▶ [Your instructions]: Rewrite the entries from the line with "cancel-label: Cancelar (569, 276, 638, 296)" to the line with "cancel-button[interactable]: Cancelar (514, 262, 666, 311)", swapping "Cancelar" for "Cancel" and leaving everything else unchanged.
The data start
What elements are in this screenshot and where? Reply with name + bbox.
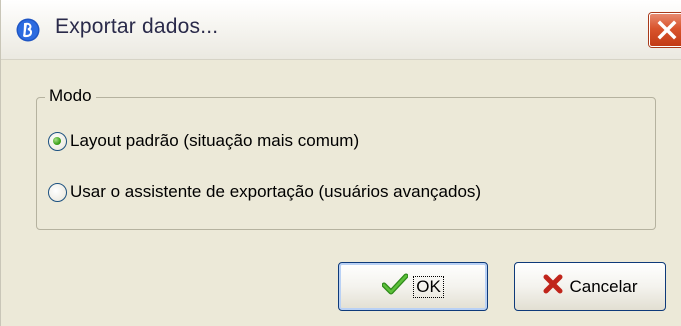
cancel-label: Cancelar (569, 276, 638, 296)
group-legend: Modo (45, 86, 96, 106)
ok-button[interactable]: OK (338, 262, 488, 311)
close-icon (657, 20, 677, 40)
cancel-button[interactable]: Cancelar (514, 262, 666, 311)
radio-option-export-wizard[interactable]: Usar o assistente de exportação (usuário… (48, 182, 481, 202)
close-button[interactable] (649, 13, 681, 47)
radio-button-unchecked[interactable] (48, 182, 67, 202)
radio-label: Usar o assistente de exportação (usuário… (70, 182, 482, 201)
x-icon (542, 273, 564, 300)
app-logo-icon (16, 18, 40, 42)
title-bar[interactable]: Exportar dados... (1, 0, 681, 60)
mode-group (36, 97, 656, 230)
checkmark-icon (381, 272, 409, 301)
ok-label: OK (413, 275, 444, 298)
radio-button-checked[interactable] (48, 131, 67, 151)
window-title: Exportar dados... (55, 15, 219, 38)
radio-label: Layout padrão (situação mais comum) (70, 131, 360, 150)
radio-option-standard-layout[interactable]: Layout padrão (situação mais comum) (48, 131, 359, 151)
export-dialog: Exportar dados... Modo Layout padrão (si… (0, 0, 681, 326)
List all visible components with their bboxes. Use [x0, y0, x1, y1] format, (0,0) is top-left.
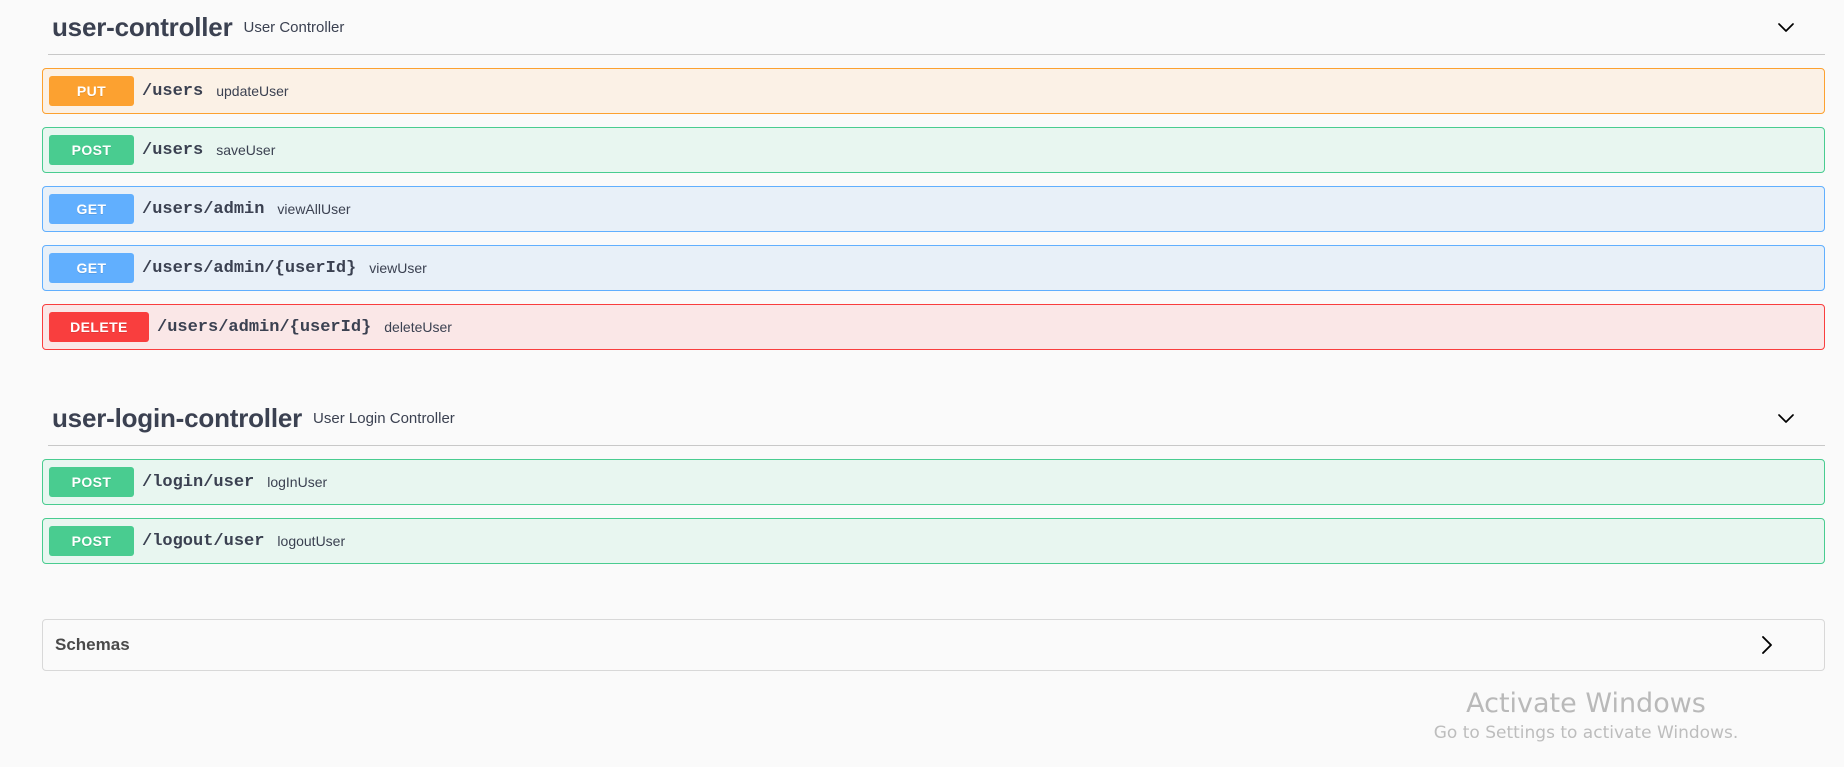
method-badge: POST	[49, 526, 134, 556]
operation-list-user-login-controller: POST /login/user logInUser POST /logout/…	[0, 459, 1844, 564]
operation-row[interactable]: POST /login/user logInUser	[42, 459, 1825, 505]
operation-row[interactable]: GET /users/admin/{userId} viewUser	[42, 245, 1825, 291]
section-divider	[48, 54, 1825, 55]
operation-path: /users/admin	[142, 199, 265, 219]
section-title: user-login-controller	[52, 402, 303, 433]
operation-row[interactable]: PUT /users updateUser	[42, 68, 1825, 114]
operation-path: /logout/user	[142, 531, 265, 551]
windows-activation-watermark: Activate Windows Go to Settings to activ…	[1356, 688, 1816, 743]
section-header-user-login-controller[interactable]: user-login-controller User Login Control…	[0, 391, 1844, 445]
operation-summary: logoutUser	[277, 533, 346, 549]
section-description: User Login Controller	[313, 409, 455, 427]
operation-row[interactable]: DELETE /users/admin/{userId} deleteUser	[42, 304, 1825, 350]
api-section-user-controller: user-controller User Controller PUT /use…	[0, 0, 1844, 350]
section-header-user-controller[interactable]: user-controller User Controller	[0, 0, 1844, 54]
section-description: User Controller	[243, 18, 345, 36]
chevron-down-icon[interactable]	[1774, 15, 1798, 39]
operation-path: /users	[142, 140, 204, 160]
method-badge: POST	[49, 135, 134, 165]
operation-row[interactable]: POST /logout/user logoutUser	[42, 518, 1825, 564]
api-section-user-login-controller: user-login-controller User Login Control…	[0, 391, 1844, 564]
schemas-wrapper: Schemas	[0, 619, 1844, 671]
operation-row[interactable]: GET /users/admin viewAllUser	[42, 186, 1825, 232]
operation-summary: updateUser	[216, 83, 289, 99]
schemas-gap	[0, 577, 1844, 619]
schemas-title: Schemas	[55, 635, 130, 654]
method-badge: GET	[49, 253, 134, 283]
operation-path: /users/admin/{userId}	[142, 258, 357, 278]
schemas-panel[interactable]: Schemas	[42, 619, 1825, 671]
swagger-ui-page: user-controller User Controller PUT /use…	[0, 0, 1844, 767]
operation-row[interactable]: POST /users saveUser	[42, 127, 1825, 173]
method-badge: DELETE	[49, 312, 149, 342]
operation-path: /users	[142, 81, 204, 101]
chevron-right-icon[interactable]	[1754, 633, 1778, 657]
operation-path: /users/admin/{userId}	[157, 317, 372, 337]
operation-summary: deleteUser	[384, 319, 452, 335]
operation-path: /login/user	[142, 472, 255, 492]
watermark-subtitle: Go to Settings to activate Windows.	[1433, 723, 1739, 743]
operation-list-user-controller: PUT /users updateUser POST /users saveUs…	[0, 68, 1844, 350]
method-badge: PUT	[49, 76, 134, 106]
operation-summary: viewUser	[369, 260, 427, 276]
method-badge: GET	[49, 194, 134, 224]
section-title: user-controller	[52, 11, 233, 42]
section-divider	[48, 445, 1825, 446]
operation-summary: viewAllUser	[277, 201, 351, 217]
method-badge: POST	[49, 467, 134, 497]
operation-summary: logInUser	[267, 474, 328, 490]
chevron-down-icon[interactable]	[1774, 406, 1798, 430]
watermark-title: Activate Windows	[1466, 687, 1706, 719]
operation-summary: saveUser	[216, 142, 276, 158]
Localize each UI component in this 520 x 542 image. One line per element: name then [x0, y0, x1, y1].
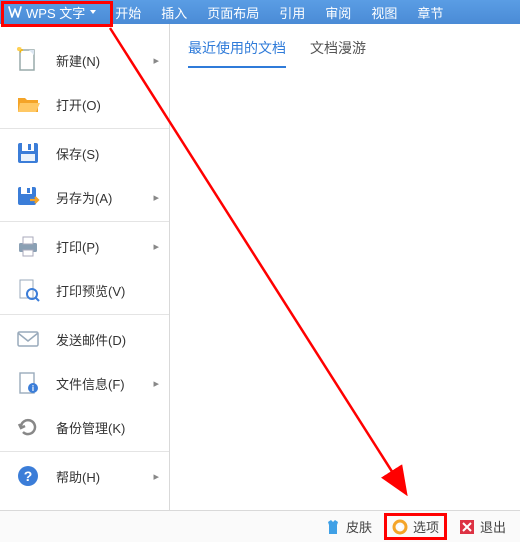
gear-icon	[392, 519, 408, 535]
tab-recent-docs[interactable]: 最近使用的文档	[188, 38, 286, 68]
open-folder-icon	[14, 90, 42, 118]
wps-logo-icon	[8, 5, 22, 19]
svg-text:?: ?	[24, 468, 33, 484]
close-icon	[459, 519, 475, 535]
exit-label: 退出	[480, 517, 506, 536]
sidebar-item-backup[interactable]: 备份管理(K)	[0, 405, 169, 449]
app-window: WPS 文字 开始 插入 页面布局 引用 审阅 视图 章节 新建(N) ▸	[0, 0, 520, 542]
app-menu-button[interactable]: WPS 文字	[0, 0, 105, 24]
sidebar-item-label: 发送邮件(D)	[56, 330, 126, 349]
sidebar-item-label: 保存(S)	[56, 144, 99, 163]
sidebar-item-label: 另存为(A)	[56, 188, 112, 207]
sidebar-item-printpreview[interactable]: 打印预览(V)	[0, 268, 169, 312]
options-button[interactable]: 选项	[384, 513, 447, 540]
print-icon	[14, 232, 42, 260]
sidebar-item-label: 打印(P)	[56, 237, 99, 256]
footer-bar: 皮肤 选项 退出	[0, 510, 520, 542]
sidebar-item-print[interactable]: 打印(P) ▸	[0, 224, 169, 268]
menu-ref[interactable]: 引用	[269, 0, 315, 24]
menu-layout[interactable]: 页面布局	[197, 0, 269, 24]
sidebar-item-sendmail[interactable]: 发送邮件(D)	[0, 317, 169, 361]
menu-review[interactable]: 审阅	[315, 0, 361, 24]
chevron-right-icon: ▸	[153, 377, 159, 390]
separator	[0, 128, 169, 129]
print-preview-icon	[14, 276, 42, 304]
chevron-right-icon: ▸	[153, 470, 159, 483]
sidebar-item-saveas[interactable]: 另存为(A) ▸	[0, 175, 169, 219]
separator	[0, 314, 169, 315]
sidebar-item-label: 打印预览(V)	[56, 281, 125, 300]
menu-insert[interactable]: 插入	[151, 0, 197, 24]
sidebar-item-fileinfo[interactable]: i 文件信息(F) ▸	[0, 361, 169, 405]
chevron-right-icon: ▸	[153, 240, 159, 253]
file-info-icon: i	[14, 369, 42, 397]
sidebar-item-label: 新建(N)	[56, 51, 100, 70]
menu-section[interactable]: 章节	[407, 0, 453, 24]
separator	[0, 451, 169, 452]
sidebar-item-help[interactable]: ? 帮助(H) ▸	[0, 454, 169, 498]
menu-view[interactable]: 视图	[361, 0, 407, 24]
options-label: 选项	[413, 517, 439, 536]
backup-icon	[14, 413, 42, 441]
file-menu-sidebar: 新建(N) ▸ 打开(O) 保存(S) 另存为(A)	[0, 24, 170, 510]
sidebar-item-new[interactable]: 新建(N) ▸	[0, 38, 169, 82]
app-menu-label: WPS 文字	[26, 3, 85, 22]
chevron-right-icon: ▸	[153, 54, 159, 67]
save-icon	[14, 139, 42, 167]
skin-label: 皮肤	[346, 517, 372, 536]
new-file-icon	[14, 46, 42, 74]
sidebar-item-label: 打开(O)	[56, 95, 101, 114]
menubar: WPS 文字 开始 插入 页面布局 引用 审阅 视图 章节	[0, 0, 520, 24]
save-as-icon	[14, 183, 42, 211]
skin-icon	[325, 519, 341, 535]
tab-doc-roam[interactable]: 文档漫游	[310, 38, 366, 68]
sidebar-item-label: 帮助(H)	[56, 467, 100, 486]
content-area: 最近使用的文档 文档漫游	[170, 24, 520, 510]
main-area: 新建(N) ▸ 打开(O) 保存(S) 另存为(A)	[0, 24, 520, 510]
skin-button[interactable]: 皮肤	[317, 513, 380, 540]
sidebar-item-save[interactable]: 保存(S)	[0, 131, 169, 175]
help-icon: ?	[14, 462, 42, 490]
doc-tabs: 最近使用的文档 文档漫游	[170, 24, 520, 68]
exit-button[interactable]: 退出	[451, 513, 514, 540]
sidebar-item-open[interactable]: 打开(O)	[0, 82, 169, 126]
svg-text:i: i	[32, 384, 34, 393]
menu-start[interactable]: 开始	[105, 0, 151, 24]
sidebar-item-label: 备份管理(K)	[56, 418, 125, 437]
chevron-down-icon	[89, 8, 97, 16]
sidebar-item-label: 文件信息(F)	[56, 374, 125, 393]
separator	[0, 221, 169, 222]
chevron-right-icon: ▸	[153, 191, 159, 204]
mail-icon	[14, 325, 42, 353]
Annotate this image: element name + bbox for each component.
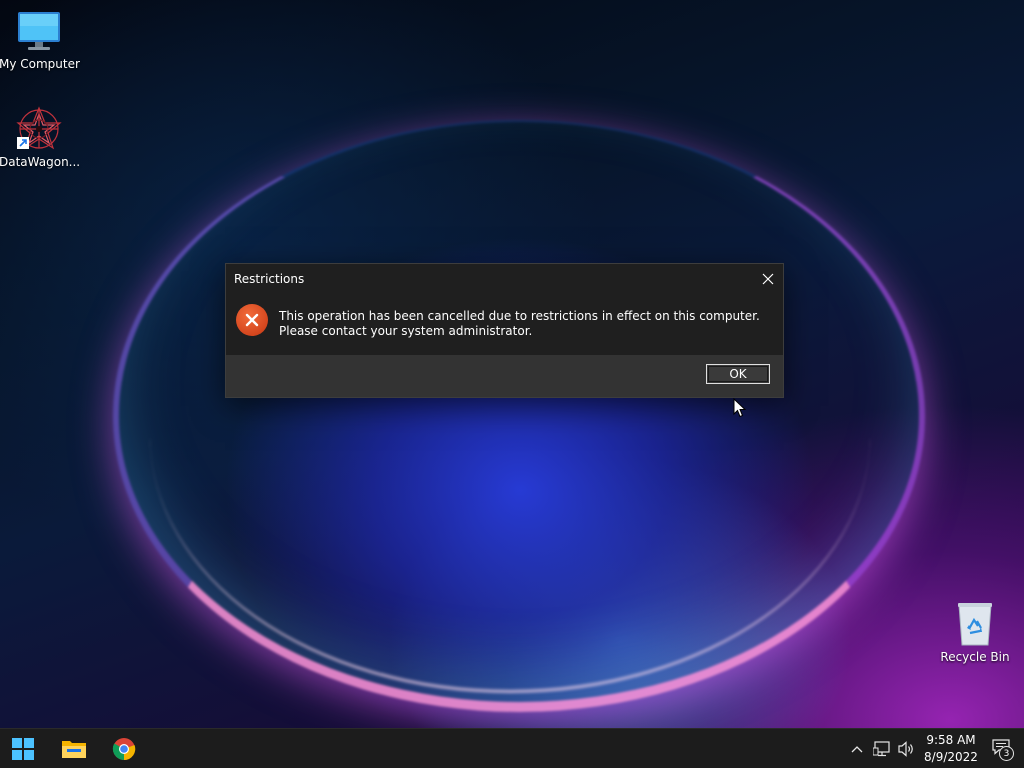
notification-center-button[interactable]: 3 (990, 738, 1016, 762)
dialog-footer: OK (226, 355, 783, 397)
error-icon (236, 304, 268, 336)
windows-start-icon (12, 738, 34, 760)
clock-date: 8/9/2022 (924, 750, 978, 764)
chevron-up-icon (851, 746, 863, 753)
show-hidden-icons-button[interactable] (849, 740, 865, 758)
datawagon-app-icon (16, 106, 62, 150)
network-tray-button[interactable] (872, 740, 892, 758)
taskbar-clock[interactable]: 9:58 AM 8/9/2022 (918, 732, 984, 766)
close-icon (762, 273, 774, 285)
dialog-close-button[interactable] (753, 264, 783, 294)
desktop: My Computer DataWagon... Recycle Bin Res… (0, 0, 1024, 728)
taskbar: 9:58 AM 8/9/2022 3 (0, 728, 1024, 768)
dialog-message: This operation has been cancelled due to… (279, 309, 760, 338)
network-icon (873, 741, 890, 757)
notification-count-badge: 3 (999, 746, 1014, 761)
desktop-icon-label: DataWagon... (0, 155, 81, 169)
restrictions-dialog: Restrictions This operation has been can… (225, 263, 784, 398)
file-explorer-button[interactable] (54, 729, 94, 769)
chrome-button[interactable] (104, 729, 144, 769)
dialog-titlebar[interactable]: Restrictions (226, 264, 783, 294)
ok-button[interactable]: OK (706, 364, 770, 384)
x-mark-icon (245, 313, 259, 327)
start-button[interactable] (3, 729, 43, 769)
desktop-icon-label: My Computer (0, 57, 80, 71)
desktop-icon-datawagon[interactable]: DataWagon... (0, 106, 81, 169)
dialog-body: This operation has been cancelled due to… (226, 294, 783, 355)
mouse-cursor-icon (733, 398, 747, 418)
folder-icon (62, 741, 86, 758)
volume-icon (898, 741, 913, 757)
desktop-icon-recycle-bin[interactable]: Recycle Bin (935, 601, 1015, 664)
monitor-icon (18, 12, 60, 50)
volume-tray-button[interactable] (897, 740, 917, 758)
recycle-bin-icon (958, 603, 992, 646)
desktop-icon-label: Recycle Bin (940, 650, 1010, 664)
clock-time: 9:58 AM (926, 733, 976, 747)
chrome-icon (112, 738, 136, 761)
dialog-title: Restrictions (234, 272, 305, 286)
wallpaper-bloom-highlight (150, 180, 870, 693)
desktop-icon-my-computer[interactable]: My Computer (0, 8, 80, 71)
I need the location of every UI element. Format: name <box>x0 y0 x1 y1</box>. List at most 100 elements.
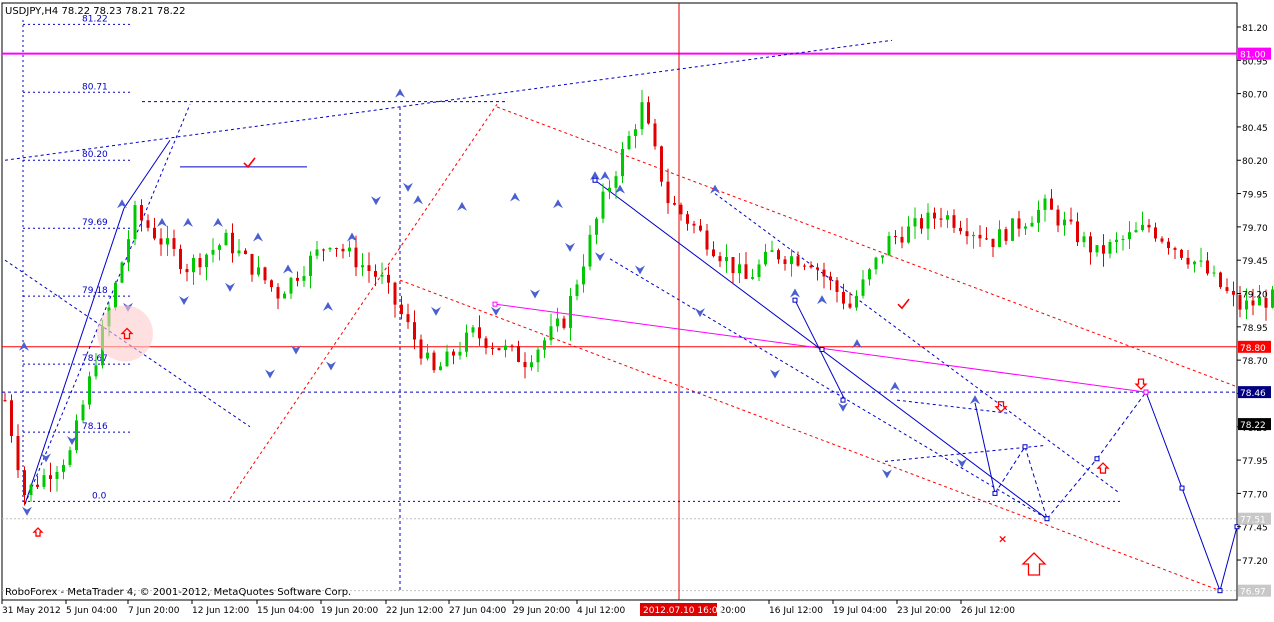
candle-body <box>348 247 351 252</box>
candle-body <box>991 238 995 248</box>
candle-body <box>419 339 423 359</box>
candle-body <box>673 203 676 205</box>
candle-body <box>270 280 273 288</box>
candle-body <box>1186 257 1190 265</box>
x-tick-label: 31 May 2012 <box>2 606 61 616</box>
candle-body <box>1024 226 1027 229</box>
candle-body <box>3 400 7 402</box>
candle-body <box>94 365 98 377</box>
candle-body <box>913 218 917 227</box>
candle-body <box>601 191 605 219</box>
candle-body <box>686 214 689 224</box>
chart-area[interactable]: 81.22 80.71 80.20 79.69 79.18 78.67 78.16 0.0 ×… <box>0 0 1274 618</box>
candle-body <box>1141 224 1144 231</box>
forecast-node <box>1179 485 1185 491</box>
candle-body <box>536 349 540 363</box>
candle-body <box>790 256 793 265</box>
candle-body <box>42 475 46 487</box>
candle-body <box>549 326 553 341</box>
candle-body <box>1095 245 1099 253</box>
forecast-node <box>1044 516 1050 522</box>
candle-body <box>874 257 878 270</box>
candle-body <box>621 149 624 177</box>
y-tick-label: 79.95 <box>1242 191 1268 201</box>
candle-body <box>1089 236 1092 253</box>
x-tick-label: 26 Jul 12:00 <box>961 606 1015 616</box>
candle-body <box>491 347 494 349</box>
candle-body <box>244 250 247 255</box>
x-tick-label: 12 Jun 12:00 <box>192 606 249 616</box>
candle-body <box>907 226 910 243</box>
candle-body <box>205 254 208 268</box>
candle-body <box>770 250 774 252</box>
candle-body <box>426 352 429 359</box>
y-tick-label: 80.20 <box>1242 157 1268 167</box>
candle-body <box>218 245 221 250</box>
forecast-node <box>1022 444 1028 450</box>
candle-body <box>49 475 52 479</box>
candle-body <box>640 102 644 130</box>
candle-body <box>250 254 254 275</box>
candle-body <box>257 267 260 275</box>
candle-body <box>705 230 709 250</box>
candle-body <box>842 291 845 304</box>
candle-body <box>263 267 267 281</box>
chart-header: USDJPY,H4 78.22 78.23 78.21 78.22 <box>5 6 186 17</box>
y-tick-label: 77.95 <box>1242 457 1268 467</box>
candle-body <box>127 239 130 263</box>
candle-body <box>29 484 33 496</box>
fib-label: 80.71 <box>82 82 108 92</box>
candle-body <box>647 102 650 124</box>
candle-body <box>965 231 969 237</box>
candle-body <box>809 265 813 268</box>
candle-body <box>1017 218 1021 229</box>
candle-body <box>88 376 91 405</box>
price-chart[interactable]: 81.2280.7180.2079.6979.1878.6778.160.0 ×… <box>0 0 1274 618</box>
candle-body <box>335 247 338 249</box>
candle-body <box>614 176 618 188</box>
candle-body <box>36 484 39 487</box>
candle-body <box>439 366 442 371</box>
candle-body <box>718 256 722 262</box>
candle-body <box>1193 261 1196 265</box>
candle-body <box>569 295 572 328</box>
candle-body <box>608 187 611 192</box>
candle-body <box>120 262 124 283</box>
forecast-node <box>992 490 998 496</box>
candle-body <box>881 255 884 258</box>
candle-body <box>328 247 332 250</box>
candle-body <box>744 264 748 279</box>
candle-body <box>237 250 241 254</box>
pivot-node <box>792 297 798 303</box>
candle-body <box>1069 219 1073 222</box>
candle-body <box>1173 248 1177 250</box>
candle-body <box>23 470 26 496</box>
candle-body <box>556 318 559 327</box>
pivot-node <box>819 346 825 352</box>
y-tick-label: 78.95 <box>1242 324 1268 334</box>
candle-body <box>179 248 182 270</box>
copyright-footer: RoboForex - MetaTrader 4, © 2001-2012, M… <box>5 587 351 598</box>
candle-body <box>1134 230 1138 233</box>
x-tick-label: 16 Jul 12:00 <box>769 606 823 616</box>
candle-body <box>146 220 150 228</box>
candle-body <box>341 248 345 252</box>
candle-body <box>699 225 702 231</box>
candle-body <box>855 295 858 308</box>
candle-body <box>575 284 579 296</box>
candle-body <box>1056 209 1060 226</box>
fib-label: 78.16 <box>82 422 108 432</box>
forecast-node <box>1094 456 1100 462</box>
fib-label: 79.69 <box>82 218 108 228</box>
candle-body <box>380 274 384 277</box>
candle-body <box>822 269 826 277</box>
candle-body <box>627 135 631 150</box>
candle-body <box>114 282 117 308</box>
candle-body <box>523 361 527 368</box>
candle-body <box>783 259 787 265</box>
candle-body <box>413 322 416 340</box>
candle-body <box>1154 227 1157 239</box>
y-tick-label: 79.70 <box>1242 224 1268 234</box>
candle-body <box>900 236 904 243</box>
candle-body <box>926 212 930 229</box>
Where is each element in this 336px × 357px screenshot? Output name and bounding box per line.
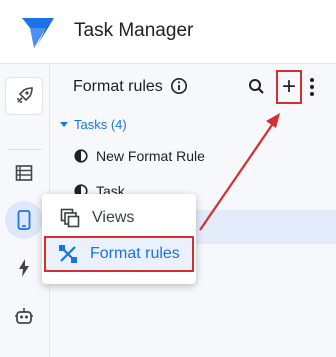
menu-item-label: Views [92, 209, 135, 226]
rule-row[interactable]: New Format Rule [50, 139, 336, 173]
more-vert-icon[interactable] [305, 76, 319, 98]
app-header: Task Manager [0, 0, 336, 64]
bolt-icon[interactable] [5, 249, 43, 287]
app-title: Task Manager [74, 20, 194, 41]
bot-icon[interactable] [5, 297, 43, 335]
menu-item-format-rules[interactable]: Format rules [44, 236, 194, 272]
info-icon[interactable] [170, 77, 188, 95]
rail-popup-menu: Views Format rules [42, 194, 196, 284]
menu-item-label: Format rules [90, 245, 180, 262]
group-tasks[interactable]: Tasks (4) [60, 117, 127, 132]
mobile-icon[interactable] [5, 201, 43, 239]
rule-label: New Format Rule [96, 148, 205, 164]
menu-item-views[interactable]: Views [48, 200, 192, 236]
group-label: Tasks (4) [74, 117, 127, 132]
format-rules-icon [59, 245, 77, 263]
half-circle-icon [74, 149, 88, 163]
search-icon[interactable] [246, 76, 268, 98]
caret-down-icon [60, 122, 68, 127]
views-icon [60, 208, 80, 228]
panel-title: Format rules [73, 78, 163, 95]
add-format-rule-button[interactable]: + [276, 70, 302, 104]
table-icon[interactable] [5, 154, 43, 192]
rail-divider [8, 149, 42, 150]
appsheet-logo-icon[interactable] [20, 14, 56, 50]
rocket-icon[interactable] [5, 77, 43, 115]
The data end
▶ [Output below]:
cancel-label: Cancel (569, 276, 638, 296)
group-legend: Modo (45, 86, 96, 106)
ok-button[interactable]: OK (338, 262, 488, 311)
close-icon (657, 20, 677, 40)
cancel-button[interactable]: Cancel (514, 262, 666, 311)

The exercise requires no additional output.